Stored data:
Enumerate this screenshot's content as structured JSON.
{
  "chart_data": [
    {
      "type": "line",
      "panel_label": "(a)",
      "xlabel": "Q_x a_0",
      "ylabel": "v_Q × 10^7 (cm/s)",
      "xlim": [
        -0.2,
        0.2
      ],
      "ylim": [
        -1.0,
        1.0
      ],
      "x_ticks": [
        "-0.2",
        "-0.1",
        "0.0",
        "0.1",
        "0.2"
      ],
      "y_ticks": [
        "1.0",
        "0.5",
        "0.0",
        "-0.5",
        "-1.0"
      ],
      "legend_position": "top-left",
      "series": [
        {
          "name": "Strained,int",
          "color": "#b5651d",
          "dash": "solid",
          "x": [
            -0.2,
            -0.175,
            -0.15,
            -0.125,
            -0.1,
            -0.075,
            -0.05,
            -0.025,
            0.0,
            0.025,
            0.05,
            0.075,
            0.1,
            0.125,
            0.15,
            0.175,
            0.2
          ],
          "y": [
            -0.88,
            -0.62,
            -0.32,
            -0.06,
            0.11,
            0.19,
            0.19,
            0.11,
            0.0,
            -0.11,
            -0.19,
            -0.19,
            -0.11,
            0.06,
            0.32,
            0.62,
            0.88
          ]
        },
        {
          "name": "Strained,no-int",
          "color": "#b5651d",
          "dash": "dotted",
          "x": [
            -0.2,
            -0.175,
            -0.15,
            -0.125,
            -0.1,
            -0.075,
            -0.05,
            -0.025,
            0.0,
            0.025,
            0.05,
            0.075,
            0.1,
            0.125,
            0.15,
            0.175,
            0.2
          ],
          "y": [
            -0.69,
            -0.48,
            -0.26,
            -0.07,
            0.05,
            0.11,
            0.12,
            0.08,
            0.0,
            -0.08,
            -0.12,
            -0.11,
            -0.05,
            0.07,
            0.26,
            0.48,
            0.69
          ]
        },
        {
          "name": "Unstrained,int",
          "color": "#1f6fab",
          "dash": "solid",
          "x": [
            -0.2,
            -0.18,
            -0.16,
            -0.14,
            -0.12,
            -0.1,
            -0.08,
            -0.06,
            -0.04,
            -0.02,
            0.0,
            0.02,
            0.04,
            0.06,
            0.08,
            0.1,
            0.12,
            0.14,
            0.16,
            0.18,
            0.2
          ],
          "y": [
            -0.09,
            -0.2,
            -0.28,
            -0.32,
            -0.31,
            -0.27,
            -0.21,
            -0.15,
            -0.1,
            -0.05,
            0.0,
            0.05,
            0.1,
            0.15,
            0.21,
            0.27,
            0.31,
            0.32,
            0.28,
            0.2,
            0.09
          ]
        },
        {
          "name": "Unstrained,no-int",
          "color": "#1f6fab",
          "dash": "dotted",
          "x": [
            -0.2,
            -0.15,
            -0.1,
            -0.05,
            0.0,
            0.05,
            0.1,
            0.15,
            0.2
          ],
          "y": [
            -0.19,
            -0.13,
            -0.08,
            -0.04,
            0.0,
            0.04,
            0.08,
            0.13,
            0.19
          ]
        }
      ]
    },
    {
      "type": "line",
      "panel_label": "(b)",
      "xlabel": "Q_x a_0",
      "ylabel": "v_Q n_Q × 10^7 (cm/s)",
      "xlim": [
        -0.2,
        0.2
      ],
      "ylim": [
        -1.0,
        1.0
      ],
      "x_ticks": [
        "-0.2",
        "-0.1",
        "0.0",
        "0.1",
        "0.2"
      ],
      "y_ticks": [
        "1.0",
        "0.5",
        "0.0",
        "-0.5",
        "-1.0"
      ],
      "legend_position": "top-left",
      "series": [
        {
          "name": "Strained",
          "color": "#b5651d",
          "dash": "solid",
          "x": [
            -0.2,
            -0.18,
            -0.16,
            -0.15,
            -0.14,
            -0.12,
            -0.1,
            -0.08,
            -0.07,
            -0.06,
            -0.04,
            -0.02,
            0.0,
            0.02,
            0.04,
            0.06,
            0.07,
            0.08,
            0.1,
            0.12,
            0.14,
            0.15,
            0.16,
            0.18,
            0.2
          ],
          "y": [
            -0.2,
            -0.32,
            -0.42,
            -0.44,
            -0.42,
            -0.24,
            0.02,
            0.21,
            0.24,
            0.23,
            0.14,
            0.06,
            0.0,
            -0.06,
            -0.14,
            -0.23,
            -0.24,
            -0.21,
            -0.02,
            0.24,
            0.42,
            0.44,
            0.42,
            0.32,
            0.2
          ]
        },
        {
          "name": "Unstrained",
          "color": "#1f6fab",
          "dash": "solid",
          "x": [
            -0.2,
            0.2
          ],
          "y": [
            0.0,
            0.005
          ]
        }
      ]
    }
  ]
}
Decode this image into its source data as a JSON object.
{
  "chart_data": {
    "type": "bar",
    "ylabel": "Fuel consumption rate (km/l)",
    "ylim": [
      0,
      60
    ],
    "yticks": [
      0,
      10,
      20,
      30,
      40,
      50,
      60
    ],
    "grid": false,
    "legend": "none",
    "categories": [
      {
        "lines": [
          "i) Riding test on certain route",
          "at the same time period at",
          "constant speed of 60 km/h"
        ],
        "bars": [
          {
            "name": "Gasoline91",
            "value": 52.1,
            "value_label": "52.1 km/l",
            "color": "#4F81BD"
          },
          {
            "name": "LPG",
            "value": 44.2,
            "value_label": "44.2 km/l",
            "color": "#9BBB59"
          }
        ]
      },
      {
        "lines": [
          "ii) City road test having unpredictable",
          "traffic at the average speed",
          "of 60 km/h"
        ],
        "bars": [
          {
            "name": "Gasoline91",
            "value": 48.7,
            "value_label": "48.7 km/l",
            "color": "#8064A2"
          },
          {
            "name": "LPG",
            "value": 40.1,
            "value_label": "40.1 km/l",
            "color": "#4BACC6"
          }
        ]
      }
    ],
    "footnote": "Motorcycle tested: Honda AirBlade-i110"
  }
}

▸ REQUIRED TASK: Extract all the entries word for word.

▸ ANSWER TO THE PROBLEM:
Enumerate this screenshot's content as structured JSON.
{
  "chart_data": [
    {
      "type": "line",
      "panel_label": "(a)",
      "xlabel": "Q_x a_0",
      "ylabel": "v_Q × 10^7 (cm/s)",
      "xlim": [
        -0.2,
        0.2
      ],
      "ylim": [
        -1.0,
        1.0
      ],
      "x_ticks": [
        "-0.2",
        "-0.1",
        "0.0",
        "0.1",
        "0.2"
      ],
      "y_ticks": [
        "1.0",
        "0.5",
        "0.0",
        "-0.5",
        "-1.0"
      ],
      "legend_position": "top-left",
      "series": [
        {
          "name": "Strained,int",
          "color": "#b5651d",
          "dash": "solid",
          "x": [
            -0.2,
            -0.175,
            -0.15,
            -0.125,
            -0.1,
            -0.075,
            -0.05,
            -0.025,
            0.0,
            0.025,
            0.05,
            0.075,
            0.1,
            0.125,
            0.15,
            0.175,
            0.2
          ],
          "y": [
            -0.88,
            -0.62,
            -0.32,
            -0.06,
            0.11,
            0.19,
            0.19,
            0.11,
            0.0,
            -0.11,
            -0.19,
            -0.19,
            -0.11,
            0.06,
            0.32,
            0.62,
            0.88
          ]
        },
        {
          "name": "Strained,no-int",
          "color": "#b5651d",
          "dash": "dotted",
          "x": [
            -0.2,
            -0.175,
            -0.15,
            -0.125,
            -0.1,
            -0.075,
            -0.05,
            -0.025,
            0.0,
            0.025,
            0.05,
            0.075,
            0.1,
            0.125,
            0.15,
            0.175,
            0.2
          ],
          "y": [
            -0.69,
            -0.48,
            -0.26,
            -0.07,
            0.05,
            0.11,
            0.12,
            0.08,
            0.0,
            -0.08,
            -0.12,
            -0.11,
            -0.05,
            0.07,
            0.26,
            0.48,
            0.69
          ]
        },
        {
          "name": "Unstrained,int",
          "color": "#1f6fab",
          "dash": "solid",
          "x": [
            -0.2,
            -0.18,
            -0.16,
            -0.14,
            -0.12,
            -0.1,
            -0.08,
            -0.06,
            -0.04,
            -0.02,
            0.0,
            0.02,
            0.04,
            0.06,
            0.08,
            0.1,
            0.12,
            0.14,
            0.16,
            0.18,
            0.2
          ],
          "y": [
            -0.09,
            -0.2,
            -0.28,
            -0.32,
            -0.31,
            -0.27,
            -0.21,
            -0.15,
            -0.1,
            -0.05,
            0.0,
            0.05,
            0.1,
            0.15,
            0.21,
            0.27,
            0.31,
            0.32,
            0.28,
            0.2,
            0.09
          ]
        },
        {
          "name": "Unstrained,no-int",
          "color": "#1f6fab",
          "dash": "dotted",
          "x": [
            -0.2,
            -0.15,
            -0.1,
            -0.05,
            0.0,
            0.05,
            0.1,
            0.15,
            0.2
          ],
          "y": [
            -0.19,
            -0.13,
            -0.08,
            -0.04,
            0.0,
            0.04,
            0.08,
            0.13,
            0.19
          ]
        }
      ]
    },
    {
      "type": "line",
      "panel_label": "(b)",
      "xlabel": "Q_x a_0",
      "ylabel": "v_Q n_Q × 10^7 (cm/s)",
      "xlim": [
        -0.2,
        0.2
      ],
      "ylim": [
        -1.0,
        1.0
      ],
      "x_ticks": [
        "-0.2",
        "-0.1",
        "0.0",
        "0.1",
        "0.2"
      ],
      "y_ticks": [
        "1.0",
        "0.5",
        "0.0",
        "-0.5",
        "-1.0"
      ],
      "legend_position": "top-left",
      "series": [
        {
          "name": "Strained",
          "color": "#b5651d",
          "dash": "solid",
          "x": [
            -0.2,
            -0.18,
            -0.16,
            -0.15,
            -0.14,
            -0.12,
            -0.1,
            -0.08,
            -0.07,
            -0.06,
            -0.04,
            -0.02,
            0.0,
            0.02,
            0.04,
            0.06,
            0.07,
            0.08,
            0.1,
            0.12,
            0.14,
            0.15,
            0.16,
            0.18,
            0.2
          ],
          "y": [
            -0.2,
            -0.32,
            -0.42,
            -0.44,
            -0.42,
            -0.24,
            0.02,
            0.21,
            0.24,
            0.23,
            0.14,
            0.06,
            0.0,
            -0.06,
            -0.14,
            -0.23,
            -0.24,
            -0.21,
            -0.02,
            0.24,
            0.42,
            0.44,
            0.42,
            0.32,
            0.2
          ]
        },
        {
          "name": "Unstrained",
          "color": "#1f6fab",
          "dash": "solid",
          "x": [
            -0.2,
            0.2
          ],
          "y": [
            0.0,
            0.005
          ]
        }
      ]
    }
  ]
}
Decode this image into its source data as a JSON object.
{
  "chart_data": {
    "type": "bar",
    "ylabel": "Fuel consumption rate (km/l)",
    "ylim": [
      0,
      60
    ],
    "yticks": [
      0,
      10,
      20,
      30,
      40,
      50,
      60
    ],
    "grid": false,
    "legend": "none",
    "categories": [
      {
        "lines": [
          "i) Riding test on certain route",
          "at the same time period at",
          "constant speed of 60 km/h"
        ],
        "bars": [
          {
            "name": "Gasoline91",
            "value": 52.1,
            "value_label": "52.1 km/l",
            "color": "#4F81BD"
          },
          {
            "name": "LPG",
            "value": 44.2,
            "value_label": "44.2 km/l",
            "color": "#9BBB59"
          }
        ]
      },
      {
        "lines": [
          "ii) City road test having unpredictable",
          "traffic at the average speed",
          "of 60 km/h"
        ],
        "bars": [
          {
            "name": "Gasoline91",
            "value": 48.7,
            "value_label": "48.7 km/l",
            "color": "#8064A2"
          },
          {
            "name": "LPG",
            "value": 40.1,
            "value_label": "40.1 km/l",
            "color": "#4BACC6"
          }
        ]
      }
    ],
    "footnote": "Motorcycle tested: Honda AirBlade-i110"
  }
}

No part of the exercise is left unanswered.